• _Goal_: Identify every line in the records below that contains the word "xlabel", and reproduce each one.

== Available records

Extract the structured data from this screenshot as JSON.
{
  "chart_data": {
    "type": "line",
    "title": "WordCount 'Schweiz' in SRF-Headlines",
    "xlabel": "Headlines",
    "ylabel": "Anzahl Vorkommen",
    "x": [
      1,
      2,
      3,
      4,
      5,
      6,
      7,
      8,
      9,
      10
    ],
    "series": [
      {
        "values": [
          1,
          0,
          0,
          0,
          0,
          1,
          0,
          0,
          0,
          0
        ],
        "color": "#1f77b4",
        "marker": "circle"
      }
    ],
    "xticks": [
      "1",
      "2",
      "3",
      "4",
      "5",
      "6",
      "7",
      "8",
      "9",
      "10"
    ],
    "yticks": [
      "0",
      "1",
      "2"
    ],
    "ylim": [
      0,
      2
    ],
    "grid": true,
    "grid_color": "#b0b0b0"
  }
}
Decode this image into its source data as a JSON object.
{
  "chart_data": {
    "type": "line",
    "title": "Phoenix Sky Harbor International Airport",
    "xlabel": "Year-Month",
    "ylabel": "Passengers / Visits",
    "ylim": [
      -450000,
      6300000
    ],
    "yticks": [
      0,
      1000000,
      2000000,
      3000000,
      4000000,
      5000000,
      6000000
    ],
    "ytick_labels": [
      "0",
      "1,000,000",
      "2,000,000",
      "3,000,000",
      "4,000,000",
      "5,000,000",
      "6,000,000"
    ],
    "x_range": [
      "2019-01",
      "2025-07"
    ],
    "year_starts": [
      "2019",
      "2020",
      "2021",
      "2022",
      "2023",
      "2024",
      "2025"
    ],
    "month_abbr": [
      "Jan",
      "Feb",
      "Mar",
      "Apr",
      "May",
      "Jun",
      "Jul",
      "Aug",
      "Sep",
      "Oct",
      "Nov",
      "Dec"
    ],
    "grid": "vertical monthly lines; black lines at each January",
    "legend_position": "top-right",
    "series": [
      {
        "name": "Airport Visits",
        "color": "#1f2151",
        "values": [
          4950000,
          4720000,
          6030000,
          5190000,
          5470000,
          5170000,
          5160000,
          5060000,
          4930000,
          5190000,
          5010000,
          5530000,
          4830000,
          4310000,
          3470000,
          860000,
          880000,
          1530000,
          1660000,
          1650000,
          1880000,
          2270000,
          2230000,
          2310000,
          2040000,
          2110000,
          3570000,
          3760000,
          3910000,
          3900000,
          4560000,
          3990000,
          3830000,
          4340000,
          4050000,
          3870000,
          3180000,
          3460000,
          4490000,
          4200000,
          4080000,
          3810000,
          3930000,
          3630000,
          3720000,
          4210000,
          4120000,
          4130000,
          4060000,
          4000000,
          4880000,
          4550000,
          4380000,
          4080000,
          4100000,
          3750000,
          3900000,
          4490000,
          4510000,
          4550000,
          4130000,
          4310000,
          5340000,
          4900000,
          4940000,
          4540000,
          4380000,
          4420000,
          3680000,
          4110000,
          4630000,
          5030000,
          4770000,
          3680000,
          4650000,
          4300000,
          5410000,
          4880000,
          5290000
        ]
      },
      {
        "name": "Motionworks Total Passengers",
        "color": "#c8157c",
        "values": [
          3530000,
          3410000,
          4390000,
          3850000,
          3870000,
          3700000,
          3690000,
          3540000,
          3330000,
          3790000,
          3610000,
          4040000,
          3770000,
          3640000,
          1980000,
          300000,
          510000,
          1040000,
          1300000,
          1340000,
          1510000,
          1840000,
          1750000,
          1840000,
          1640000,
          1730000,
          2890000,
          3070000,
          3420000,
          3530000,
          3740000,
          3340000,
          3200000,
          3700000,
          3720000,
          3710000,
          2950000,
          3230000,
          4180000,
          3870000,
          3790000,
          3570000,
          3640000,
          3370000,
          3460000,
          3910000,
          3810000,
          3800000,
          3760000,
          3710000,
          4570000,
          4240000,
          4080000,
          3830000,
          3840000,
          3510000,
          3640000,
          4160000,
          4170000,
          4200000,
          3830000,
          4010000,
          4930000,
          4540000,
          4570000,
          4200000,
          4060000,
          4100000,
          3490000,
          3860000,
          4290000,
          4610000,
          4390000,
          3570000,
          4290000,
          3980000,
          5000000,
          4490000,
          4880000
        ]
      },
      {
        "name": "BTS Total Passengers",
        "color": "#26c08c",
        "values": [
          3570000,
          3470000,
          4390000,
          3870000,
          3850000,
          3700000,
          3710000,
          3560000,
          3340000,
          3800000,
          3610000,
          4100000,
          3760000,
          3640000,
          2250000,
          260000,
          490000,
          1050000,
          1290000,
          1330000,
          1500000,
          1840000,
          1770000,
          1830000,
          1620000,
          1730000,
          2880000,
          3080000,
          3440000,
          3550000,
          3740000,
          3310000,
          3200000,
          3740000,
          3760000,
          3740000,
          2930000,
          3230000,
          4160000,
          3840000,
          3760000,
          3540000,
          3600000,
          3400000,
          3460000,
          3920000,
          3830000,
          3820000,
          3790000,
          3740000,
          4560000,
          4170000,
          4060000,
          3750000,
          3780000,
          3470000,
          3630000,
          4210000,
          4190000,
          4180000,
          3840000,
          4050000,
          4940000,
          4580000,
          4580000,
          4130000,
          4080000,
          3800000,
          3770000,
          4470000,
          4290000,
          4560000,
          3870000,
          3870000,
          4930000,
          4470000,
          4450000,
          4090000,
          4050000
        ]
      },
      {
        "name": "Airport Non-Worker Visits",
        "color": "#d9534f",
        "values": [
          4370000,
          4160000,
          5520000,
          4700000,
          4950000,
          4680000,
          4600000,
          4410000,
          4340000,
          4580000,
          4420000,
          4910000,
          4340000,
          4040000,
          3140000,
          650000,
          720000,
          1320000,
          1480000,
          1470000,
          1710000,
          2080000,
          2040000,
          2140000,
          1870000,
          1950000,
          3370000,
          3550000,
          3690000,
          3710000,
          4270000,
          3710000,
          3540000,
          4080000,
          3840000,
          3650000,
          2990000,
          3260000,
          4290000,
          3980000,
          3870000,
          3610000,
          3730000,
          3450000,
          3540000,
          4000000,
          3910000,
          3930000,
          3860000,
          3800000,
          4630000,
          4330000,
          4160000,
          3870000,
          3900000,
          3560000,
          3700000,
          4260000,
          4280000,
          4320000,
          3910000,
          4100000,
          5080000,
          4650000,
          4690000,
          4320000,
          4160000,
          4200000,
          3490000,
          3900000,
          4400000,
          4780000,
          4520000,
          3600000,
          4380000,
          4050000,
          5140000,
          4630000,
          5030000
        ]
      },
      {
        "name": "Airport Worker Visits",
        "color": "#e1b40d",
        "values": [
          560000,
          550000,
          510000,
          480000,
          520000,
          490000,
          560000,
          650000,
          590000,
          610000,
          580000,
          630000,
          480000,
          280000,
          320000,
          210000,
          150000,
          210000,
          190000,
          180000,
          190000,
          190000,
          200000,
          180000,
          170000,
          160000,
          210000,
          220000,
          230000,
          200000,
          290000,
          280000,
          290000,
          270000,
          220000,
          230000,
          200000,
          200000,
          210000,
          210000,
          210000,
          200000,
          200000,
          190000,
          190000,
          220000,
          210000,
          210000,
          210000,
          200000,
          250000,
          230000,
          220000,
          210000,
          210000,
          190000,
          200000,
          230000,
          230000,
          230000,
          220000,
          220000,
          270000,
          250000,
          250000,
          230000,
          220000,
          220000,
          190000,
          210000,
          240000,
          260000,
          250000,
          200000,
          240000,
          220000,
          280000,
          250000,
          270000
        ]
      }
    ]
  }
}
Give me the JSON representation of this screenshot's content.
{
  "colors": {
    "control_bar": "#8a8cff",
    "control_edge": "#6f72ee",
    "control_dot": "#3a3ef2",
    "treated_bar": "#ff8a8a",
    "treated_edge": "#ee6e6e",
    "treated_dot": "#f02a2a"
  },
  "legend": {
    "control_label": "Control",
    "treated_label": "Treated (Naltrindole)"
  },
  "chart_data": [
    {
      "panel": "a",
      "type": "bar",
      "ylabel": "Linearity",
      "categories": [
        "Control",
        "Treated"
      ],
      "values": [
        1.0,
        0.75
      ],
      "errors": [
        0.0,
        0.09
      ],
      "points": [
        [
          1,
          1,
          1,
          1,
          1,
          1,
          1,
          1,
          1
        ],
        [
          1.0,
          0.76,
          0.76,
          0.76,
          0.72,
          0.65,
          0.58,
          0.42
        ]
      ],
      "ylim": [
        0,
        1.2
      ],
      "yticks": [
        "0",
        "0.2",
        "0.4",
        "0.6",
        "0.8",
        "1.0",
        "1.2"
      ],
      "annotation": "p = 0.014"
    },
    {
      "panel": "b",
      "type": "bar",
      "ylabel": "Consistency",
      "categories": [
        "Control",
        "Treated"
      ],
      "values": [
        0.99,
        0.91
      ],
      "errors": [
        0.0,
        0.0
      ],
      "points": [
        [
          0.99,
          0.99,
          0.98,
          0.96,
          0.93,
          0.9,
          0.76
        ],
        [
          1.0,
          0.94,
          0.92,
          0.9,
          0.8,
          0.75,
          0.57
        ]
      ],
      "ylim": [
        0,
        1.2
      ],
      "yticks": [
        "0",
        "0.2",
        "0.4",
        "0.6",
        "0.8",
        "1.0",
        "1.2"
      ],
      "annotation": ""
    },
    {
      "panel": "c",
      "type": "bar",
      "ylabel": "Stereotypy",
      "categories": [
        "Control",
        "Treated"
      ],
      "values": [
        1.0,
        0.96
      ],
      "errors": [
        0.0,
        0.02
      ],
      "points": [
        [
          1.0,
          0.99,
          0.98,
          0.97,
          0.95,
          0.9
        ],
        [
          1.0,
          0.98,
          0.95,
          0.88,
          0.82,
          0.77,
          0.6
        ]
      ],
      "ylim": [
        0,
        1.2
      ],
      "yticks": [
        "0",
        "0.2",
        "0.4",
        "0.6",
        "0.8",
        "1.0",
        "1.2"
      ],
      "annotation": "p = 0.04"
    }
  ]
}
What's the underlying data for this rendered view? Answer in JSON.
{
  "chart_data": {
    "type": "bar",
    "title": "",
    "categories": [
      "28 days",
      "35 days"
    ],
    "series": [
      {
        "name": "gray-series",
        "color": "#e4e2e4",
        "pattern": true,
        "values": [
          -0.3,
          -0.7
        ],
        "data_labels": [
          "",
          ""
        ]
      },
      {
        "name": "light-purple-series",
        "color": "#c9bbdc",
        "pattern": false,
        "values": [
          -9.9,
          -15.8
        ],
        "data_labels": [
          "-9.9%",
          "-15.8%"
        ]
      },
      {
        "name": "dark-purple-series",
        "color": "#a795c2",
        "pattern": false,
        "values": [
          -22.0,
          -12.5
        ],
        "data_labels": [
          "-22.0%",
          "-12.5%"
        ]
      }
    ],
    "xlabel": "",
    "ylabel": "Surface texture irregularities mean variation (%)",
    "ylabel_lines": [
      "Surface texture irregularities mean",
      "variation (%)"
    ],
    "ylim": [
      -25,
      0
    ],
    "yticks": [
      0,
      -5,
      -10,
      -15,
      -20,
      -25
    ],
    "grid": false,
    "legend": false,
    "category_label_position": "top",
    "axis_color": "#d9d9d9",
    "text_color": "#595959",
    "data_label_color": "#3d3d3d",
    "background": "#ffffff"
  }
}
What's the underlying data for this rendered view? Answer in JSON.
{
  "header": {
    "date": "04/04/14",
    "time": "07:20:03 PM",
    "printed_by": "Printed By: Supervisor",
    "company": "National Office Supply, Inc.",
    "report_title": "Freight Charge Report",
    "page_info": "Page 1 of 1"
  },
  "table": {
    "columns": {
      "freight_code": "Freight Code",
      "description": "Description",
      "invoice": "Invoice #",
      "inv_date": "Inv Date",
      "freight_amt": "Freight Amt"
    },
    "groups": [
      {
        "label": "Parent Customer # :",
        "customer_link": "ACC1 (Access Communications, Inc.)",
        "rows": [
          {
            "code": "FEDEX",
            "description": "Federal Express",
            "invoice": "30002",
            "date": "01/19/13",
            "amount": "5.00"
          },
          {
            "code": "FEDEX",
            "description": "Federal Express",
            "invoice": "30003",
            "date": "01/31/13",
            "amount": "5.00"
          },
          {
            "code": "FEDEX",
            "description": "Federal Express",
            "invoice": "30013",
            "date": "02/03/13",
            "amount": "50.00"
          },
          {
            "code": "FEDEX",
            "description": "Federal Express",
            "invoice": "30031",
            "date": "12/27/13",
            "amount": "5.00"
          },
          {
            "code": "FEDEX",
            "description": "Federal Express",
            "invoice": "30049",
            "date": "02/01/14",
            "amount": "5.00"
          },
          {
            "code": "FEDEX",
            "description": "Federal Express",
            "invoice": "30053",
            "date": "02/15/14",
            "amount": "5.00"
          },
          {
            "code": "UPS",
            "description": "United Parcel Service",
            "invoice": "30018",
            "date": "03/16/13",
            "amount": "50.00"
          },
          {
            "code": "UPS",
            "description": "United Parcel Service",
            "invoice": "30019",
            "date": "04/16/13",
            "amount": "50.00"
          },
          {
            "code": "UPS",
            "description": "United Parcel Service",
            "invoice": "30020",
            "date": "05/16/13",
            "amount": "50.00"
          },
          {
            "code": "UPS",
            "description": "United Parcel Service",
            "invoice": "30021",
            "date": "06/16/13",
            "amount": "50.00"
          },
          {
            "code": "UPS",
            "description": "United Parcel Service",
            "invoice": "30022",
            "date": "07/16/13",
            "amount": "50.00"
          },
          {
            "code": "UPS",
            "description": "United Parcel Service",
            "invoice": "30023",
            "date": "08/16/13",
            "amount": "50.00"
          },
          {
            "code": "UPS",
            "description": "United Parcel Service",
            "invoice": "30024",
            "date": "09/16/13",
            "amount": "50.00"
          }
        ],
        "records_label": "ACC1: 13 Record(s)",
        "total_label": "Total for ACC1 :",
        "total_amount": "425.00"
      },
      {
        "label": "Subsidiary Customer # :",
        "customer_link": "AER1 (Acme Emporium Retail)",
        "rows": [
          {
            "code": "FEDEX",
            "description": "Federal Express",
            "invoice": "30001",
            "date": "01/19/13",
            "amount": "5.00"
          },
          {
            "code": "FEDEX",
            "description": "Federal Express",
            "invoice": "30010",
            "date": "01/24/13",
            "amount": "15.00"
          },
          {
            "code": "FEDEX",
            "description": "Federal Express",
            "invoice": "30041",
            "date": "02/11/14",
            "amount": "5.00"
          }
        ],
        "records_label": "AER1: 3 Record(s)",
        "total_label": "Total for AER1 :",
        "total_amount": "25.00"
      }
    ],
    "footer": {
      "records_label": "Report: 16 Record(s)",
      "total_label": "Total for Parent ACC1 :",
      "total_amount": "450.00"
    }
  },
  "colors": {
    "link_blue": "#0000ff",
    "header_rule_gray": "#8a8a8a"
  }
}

====

• _Solution for this exercise_:
    "xlabel": "Headlines",
    "xlabel": "Year-Month",
    "xlabel": "",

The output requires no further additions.